* Aim of the exercise *
Pick out all lines of the entries that include the word "Docs" and copy them.

-- Records start --

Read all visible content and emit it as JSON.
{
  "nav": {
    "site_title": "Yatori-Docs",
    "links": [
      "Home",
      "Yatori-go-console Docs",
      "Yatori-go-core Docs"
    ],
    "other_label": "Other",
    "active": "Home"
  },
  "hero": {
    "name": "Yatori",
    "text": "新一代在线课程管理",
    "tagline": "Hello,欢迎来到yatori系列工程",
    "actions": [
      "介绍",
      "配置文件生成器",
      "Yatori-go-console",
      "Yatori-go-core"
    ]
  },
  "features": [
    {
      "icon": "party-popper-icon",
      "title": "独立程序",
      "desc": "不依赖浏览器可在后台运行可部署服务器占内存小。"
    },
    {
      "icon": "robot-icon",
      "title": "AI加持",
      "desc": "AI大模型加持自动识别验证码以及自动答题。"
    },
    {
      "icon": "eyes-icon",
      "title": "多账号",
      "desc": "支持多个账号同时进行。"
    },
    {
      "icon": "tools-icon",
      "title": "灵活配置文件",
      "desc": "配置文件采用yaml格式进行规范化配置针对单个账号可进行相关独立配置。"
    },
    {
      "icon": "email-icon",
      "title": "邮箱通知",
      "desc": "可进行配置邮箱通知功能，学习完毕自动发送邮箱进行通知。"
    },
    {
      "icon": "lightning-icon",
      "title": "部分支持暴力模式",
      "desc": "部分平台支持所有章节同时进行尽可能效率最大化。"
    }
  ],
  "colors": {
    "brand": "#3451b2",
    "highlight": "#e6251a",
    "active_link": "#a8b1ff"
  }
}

-- Records end --
-- Records start --

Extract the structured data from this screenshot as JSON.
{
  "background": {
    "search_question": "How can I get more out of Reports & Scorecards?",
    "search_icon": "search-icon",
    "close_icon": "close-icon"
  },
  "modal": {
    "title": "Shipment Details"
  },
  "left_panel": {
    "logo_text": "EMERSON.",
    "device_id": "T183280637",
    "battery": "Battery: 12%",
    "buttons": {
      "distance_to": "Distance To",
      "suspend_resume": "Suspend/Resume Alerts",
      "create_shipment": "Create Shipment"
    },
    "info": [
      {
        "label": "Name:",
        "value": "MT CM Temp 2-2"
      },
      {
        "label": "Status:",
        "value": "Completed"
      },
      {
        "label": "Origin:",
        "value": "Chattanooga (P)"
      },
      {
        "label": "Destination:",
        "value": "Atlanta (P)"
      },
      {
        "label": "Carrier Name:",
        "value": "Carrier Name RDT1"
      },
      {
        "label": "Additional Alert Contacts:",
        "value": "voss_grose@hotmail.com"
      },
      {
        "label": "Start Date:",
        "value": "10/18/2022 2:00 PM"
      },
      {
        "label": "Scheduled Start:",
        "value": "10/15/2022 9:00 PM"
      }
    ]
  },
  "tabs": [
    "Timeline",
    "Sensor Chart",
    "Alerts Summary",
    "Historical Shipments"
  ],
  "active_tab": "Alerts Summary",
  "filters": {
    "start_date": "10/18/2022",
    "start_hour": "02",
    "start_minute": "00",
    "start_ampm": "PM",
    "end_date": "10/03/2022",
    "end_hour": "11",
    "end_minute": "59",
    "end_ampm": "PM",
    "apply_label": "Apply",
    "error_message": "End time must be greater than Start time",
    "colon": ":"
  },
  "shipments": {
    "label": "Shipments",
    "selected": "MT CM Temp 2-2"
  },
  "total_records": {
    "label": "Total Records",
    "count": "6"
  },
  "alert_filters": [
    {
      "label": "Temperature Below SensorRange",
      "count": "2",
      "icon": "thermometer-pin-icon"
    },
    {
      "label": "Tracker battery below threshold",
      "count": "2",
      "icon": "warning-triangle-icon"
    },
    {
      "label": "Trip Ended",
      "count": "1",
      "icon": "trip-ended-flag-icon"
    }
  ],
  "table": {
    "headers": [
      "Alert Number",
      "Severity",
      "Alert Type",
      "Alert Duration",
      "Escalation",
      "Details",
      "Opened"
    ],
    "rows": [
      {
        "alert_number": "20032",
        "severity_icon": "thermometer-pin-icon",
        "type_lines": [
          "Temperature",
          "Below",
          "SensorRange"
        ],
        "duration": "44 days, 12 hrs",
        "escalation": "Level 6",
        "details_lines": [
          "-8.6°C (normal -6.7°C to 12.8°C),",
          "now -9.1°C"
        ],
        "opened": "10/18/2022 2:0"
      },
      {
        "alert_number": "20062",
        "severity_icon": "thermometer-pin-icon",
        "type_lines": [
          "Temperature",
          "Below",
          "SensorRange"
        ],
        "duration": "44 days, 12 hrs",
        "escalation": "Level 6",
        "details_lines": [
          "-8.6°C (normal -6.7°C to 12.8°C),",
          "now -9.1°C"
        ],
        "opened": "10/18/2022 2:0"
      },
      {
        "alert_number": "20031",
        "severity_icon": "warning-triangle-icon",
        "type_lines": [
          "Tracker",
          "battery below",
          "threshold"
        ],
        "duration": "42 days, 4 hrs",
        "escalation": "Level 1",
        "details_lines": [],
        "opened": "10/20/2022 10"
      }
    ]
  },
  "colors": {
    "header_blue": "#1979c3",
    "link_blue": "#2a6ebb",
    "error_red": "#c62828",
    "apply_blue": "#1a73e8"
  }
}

-- Records end --
-- Records start --

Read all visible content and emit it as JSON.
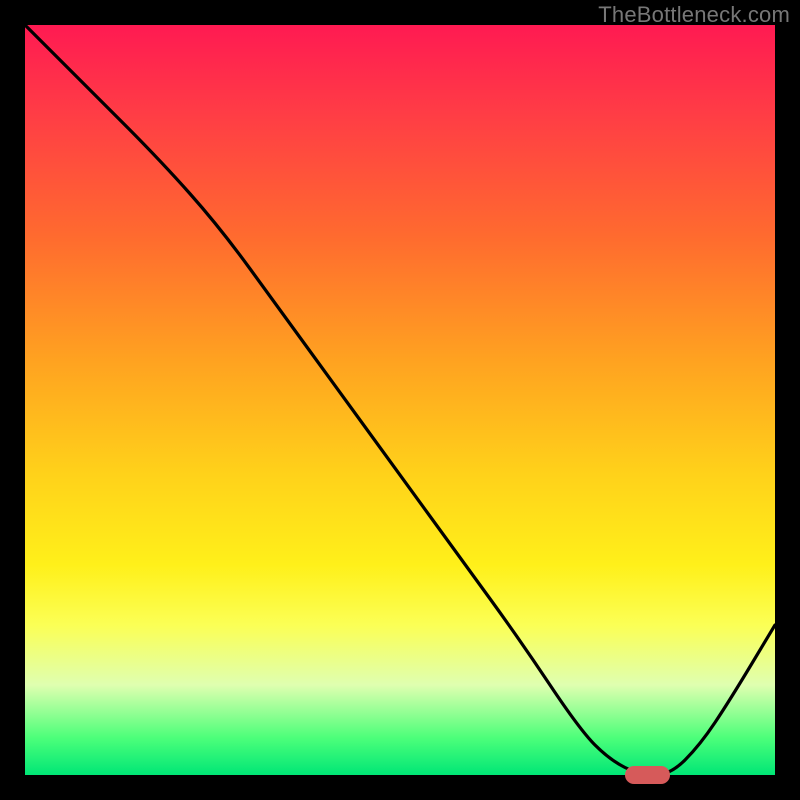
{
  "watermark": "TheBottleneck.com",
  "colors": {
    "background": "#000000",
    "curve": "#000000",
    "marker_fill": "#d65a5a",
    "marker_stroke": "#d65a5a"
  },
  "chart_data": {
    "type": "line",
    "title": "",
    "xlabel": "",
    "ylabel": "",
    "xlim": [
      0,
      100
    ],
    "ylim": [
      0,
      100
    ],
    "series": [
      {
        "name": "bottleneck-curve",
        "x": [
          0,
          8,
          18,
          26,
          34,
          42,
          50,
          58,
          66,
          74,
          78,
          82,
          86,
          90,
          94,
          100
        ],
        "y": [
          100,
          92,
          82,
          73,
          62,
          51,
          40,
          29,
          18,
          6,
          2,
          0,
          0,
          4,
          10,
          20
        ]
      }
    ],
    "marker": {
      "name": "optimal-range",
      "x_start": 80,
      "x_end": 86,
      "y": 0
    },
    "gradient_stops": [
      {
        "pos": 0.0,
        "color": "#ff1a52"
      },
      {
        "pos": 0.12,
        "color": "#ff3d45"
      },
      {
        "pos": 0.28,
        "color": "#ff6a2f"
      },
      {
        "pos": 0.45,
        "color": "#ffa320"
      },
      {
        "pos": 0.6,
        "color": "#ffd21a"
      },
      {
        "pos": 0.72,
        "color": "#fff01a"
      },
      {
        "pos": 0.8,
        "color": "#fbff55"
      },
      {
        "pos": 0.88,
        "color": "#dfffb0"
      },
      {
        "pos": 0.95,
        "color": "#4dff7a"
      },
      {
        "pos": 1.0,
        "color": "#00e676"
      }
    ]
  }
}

-- Records end --

* Written solution *
    "site_title": "Yatori-Docs",
      "Yatori-go-console Docs",
      "Yatori-go-core Docs"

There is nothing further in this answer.